» Records for this task
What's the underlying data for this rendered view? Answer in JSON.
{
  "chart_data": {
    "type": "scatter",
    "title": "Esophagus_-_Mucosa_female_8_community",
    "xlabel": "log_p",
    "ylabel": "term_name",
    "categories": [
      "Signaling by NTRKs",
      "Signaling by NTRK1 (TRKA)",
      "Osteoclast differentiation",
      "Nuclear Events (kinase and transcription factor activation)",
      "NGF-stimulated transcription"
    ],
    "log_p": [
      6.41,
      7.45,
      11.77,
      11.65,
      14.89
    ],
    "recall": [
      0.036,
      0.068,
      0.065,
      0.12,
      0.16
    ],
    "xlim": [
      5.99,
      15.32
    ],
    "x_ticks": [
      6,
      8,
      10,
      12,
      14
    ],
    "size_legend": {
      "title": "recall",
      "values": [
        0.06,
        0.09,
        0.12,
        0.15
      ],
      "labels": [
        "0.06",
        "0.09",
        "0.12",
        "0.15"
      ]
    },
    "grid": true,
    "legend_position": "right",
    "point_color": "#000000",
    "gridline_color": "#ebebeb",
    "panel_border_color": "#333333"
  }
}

» Problem
Copy every line above that holds the word "transcription".

» Solution to this task
      "Nuclear Events (kinase and transcription factor activation)",
      "NGF-stimulated transcription"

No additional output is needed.